What is asked: Tally the lines containing the word "this", and report the tally alone.

• • •

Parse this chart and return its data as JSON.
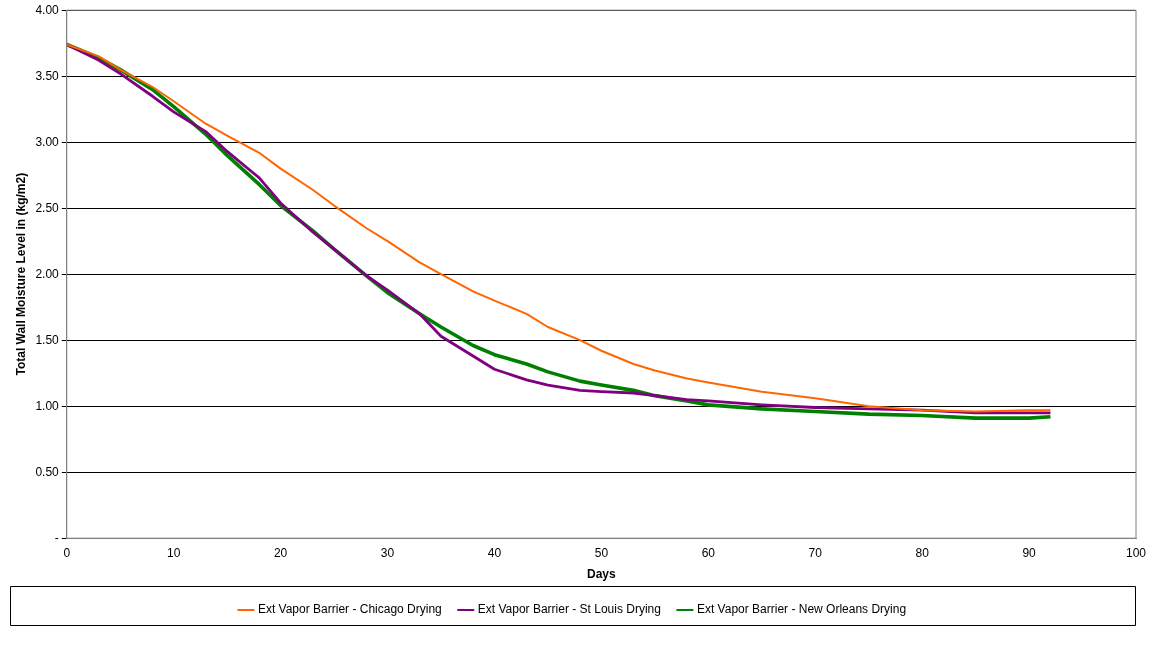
{
  "chart_data": {
    "type": "line",
    "xlabel": "Days",
    "ylabel": "Total Wall Moisture Level in (kg/m2)",
    "xlim": [
      0,
      100
    ],
    "xticks": [
      0,
      10,
      20,
      30,
      40,
      50,
      60,
      70,
      80,
      90,
      100
    ],
    "ylim": [
      0,
      4
    ],
    "yticks": [
      {
        "value": 0,
        "label": "-"
      },
      {
        "value": 0.5,
        "label": "0.50"
      },
      {
        "value": 1,
        "label": "1.00"
      },
      {
        "value": 1.5,
        "label": "1.50"
      },
      {
        "value": 2,
        "label": "2.00"
      },
      {
        "value": 2.5,
        "label": "2.50"
      },
      {
        "value": 3,
        "label": "3.00"
      },
      {
        "value": 3.5,
        "label": "3.50"
      },
      {
        "value": 4,
        "label": "4.00"
      }
    ],
    "grid": "y",
    "legend": "bottom",
    "marker": "none",
    "line_style": "solid",
    "x": [
      0,
      3,
      5,
      8,
      10,
      13,
      15,
      18,
      20,
      23,
      25,
      28,
      30,
      33,
      35,
      38,
      40,
      43,
      45,
      48,
      50,
      53,
      55,
      58,
      60,
      65,
      70,
      75,
      80,
      85,
      90,
      92
    ],
    "series": [
      {
        "name": "Ext Vapor Barrier - Chicago Drying",
        "color": "#ff6600",
        "values": [
          3.74,
          3.65,
          3.55,
          3.42,
          3.31,
          3.14,
          3.05,
          2.92,
          2.8,
          2.64,
          2.52,
          2.35,
          2.25,
          2.09,
          2.0,
          1.87,
          1.8,
          1.7,
          1.6,
          1.5,
          1.42,
          1.32,
          1.27,
          1.21,
          1.18,
          1.11,
          1.06,
          1.0,
          0.97,
          0.96,
          0.97,
          0.97
        ]
      },
      {
        "name": "Ext Vapor Barrier - St Louis Drying",
        "color": "#800080",
        "values": [
          3.74,
          3.62,
          3.52,
          3.35,
          3.23,
          3.08,
          2.93,
          2.73,
          2.54,
          2.32,
          2.19,
          1.99,
          1.88,
          1.7,
          1.53,
          1.38,
          1.28,
          1.2,
          1.16,
          1.12,
          1.11,
          1.1,
          1.08,
          1.05,
          1.04,
          1.01,
          0.99,
          0.98,
          0.97,
          0.95,
          0.95,
          0.95
        ]
      },
      {
        "name": "Ext Vapor Barrier - New Orleans Drying",
        "color": "#008000",
        "values": [
          3.74,
          3.64,
          3.55,
          3.4,
          3.27,
          3.06,
          2.9,
          2.68,
          2.52,
          2.33,
          2.19,
          1.99,
          1.86,
          1.7,
          1.6,
          1.46,
          1.39,
          1.32,
          1.26,
          1.19,
          1.16,
          1.12,
          1.08,
          1.04,
          1.01,
          0.98,
          0.96,
          0.94,
          0.93,
          0.91,
          0.91,
          0.92
        ]
      }
    ]
  }
}
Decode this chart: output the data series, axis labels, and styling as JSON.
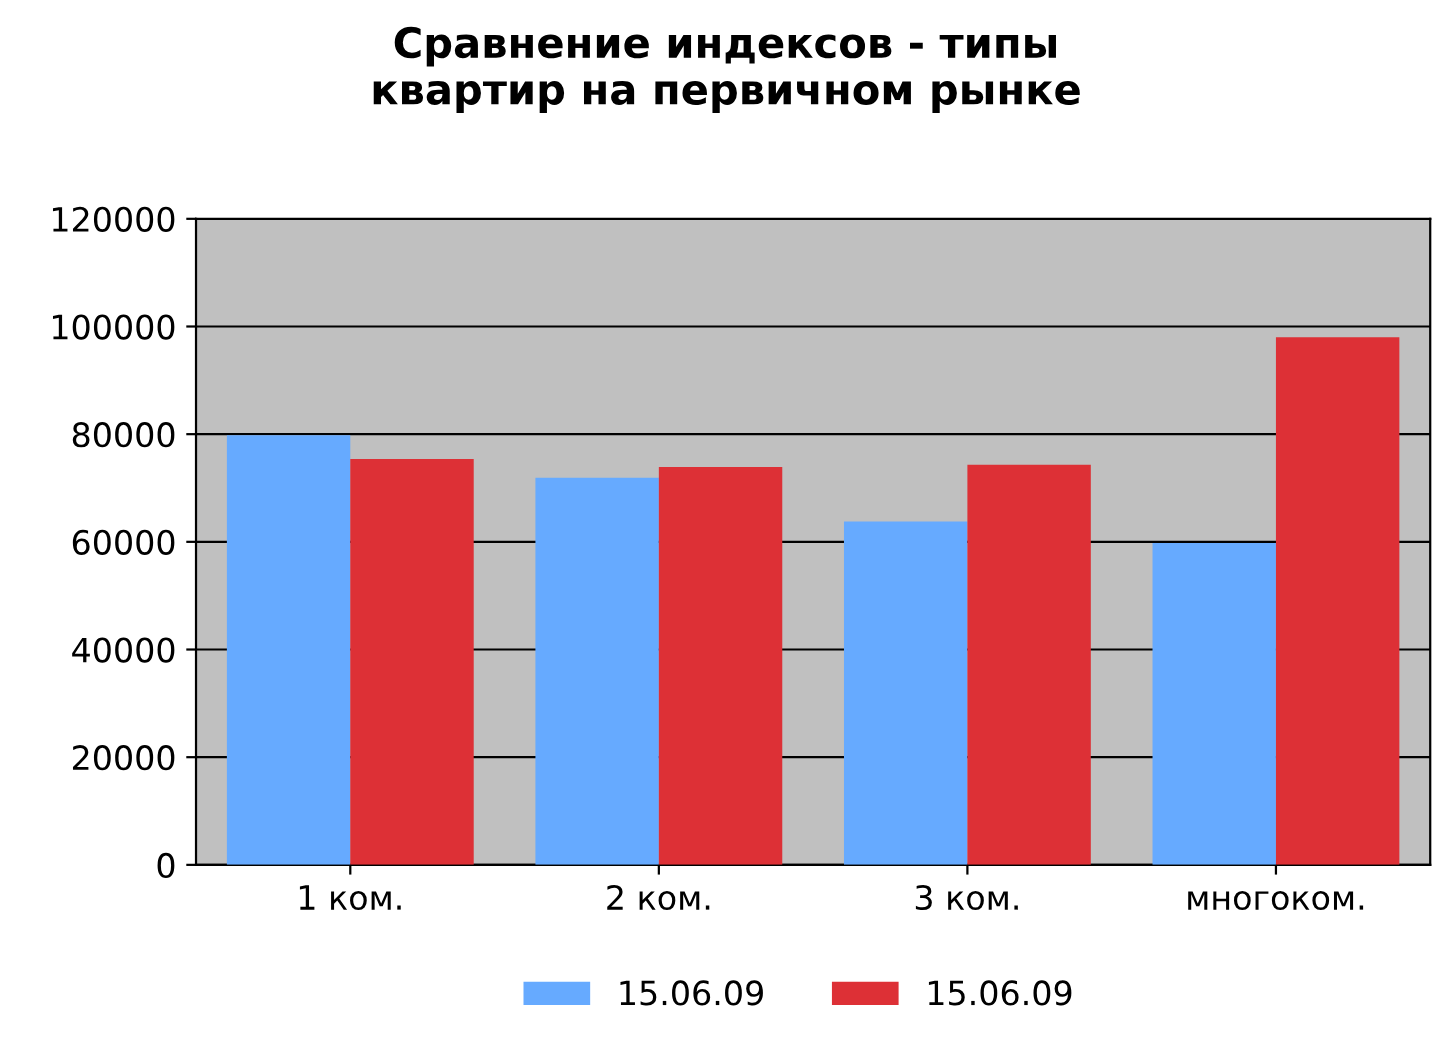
{
  "chart_data": {
    "type": "bar",
    "title": "Сравнение индексов - типы\nквартир на первичном рынке",
    "categories": [
      "1 ком.",
      "2 ком.",
      "3 ком.",
      "многоком."
    ],
    "series": [
      {
        "name": "15.06.09",
        "color": "#66aaff",
        "values": [
          79800,
          71900,
          63800,
          59800
        ]
      },
      {
        "name": "15.06.09",
        "color": "#dd3036",
        "values": [
          75400,
          73900,
          74300,
          98000
        ]
      }
    ],
    "ylim": [
      0,
      120000
    ],
    "yticks": [
      0,
      20000,
      40000,
      60000,
      80000,
      100000,
      120000
    ],
    "grid": "y",
    "legend": "bottom"
  }
}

• • •

Result: 2